* **Task requirements**
Below are entries to be transcribed exactly; exclude the pictures from the copy.

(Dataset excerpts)
==============================

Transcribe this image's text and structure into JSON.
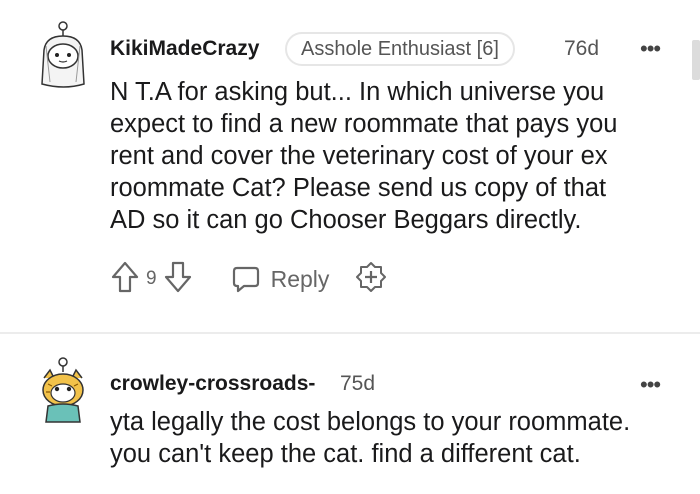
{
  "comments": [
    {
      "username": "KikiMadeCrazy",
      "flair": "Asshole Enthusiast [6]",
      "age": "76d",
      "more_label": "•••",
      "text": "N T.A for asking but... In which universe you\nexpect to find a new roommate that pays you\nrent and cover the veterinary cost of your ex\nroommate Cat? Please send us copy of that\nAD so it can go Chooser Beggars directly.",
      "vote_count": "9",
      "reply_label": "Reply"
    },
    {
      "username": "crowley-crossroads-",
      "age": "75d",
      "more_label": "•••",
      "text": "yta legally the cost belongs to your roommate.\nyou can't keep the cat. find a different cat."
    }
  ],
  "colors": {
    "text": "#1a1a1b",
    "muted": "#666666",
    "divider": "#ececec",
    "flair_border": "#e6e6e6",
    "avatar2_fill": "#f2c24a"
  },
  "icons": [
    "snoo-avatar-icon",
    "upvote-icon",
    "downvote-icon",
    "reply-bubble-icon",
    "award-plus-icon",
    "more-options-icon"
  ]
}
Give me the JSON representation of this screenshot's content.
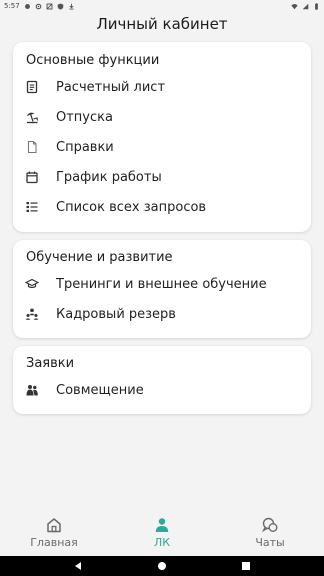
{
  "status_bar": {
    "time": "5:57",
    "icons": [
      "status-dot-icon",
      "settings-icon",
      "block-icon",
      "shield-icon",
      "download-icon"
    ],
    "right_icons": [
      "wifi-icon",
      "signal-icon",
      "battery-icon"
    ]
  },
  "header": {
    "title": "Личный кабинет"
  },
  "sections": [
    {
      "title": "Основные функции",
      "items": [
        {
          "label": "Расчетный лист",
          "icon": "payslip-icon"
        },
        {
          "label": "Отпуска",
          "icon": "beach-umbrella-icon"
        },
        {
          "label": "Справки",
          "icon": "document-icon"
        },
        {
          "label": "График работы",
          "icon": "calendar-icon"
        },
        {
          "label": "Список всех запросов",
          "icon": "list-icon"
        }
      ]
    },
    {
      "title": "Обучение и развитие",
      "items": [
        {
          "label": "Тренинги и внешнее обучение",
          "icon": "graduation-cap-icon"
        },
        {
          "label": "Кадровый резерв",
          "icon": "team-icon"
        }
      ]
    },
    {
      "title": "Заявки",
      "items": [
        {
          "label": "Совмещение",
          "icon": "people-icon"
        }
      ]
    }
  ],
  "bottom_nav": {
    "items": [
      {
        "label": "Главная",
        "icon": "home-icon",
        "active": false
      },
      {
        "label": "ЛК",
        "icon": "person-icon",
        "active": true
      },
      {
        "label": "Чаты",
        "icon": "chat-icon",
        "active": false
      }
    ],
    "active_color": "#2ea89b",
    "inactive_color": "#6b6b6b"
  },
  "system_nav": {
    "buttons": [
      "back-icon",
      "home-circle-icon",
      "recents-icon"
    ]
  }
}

==============================

* **Final result**
Transcribe this image's text and structure into JSON.
{
  "comments": [
    {
      "username": "KikiMadeCrazy",
      "flair": "Asshole Enthusiast [6]",
      "age": "76d",
      "more_label": "•••",
      "text": "N T.A for asking but... In which universe you\nexpect to find a new roommate that pays you\nrent and cover the veterinary cost of your ex\nroommate Cat? Please send us copy of that\nAD so it can go Chooser Beggars directly.",
      "vote_count": "9",
      "reply_label": "Reply"
    },
    {
      "username": "crowley-crossroads-",
      "age": "75d",
      "more_label": "•••",
      "text": "yta legally the cost belongs to your roommate.\nyou can't keep the cat. find a different cat."
    }
  ],
  "colors": {
    "text": "#1a1a1b",
    "muted": "#666666",
    "divider": "#ececec",
    "flair_border": "#e6e6e6",
    "avatar2_fill": "#f2c24a"
  },
  "icons": [
    "snoo-avatar-icon",
    "upvote-icon",
    "downvote-icon",
    "reply-bubble-icon",
    "award-plus-icon",
    "more-options-icon"
  ]
}
Give me the JSON representation of this screenshot's content.
{
  "status_bar": {
    "time": "5:57",
    "icons": [
      "status-dot-icon",
      "settings-icon",
      "block-icon",
      "shield-icon",
      "download-icon"
    ],
    "right_icons": [
      "wifi-icon",
      "signal-icon",
      "battery-icon"
    ]
  },
  "header": {
    "title": "Личный кабинет"
  },
  "sections": [
    {
      "title": "Основные функции",
      "items": [
        {
          "label": "Расчетный лист",
          "icon": "payslip-icon"
        },
        {
          "label": "Отпуска",
          "icon": "beach-umbrella-icon"
        },
        {
          "label": "Справки",
          "icon": "document-icon"
        },
        {
          "label": "График работы",
          "icon": "calendar-icon"
        },
        {
          "label": "Список всех запросов",
          "icon": "list-icon"
        }
      ]
    },
    {
      "title": "Обучение и развитие",
      "items": [
        {
          "label": "Тренинги и внешнее обучение",
          "icon": "graduation-cap-icon"
        },
        {
          "label": "Кадровый резерв",
          "icon": "team-icon"
        }
      ]
    },
    {
      "title": "Заявки",
      "items": [
        {
          "label": "Совмещение",
          "icon": "people-icon"
        }
      ]
    }
  ],
  "bottom_nav": {
    "items": [
      {
        "label": "Главная",
        "icon": "home-icon",
        "active": false
      },
      {
        "label": "ЛК",
        "icon": "person-icon",
        "active": true
      },
      {
        "label": "Чаты",
        "icon": "chat-icon",
        "active": false
      }
    ],
    "active_color": "#2ea89b",
    "inactive_color": "#6b6b6b"
  },
  "system_nav": {
    "buttons": [
      "back-icon",
      "home-circle-icon",
      "recents-icon"
    ]
  }
}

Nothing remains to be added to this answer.